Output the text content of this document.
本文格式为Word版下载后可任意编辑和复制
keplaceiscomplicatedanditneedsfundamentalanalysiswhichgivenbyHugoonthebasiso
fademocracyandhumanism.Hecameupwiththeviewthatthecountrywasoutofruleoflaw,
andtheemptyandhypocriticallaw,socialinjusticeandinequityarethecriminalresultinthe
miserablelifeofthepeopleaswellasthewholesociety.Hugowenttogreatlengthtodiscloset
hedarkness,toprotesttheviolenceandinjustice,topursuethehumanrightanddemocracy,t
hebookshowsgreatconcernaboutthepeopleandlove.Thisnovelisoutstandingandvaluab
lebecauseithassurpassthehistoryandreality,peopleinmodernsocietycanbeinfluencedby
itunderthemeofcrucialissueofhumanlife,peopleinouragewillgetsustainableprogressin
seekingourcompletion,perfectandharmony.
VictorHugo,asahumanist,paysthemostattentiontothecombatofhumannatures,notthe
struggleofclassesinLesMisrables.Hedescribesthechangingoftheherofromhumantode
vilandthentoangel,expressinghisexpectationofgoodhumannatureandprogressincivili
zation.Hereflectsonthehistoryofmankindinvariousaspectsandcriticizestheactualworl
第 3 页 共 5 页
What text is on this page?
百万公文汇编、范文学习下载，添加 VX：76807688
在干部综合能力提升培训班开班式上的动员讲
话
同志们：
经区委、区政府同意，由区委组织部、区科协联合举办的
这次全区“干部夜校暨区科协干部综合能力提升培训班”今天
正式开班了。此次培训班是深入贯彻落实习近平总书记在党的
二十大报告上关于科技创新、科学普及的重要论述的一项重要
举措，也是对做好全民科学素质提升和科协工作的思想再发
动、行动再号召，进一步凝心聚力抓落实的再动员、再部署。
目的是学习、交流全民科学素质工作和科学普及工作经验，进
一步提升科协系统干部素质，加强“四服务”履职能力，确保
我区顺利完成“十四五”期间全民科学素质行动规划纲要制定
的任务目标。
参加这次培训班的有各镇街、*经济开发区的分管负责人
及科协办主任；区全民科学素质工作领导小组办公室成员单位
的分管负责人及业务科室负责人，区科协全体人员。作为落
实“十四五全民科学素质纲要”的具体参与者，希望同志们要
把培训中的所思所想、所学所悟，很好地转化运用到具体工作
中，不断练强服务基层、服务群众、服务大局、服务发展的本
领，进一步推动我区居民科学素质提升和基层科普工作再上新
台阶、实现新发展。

- TO BE DONE: Would you copy out each line exactly as written?

- SOLUTION FOR THIS TASK:
Output the text content of this document.
本文格式为Word版下载后可任意编辑和复制
keplaceiscomplicatedanditneedsfundamentalanalysiswhichgivenbyHugoonthebasiso
fademocracyandhumanism.Hecameupwiththeviewthatthecountrywasoutofruleoflaw,
andtheemptyandhypocriticallaw,socialinjusticeandinequityarethecriminalresultinthe
miserablelifeofthepeopleaswellasthewholesociety.Hugowenttogreatlengthtodiscloset
hedarkness,toprotesttheviolenceandinjustice,topursuethehumanrightanddemocracy,t
hebookshowsgreatconcernaboutthepeopleandlove.Thisnovelisoutstandingandvaluab
lebecauseithassurpassthehistoryandreality,peopleinmodernsocietycanbeinfluencedby
itunderthemeofcrucialissueofhumanlife,peopleinouragewillgetsustainableprogressin
seekingourcompletion,perfectandharmony.
VictorHugo,asahumanist,paysthemostattentiontothecombatofhumannatures,notthe
struggleofclassesinLesMisrables.Hedescribesthechangingoftheherofromhumantode
vilandthentoangel,expressinghisexpectationofgoodhumannatureandprogressincivili
zation.Hereflectsonthehistoryofmankindinvariousaspectsandcriticizestheactualworl
第 3 页 共 5 页
What text is on this page?
百万公文汇编、范文学习下载，添加 VX：76807688
在干部综合能力提升培训班开班式上的动员讲
话
同志们：
经区委、区政府同意，由区委组织部、区科协联合举办的
这次全区“干部夜校暨区科协干部综合能力提升培训班”今天
正式开班了。此次培训班是深入贯彻落实习近平总书记在党的
二十大报告上关于科技创新、科学普及的重要论述的一项重要
举措，也是对做好全民科学素质提升和科协工作的思想再发
动、行动再号召，进一步凝心聚力抓落实的再动员、再部署。
目的是学习、交流全民科学素质工作和科学普及工作经验，进
一步提升科协系统干部素质，加强“四服务”履职能力，确保
我区顺利完成“十四五”期间全民科学素质行动规划纲要制定
的任务目标。
参加这次培训班的有各镇街、*经济开发区的分管负责人
及科协办主任；区全民科学素质工作领导小组办公室成员单位
的分管负责人及业务科室负责人，区科协全体人员。作为落
实“十四五全民科学素质纲要”的具体参与者，希望同志们要
把培训中的所思所想、所学所悟，很好地转化运用到具体工作
中，不断练强服务基层、服务群众、服务大局、服务发展的本
领，进一步推动我区居民科学素质提升和基层科普工作再上新
台阶、实现新发展。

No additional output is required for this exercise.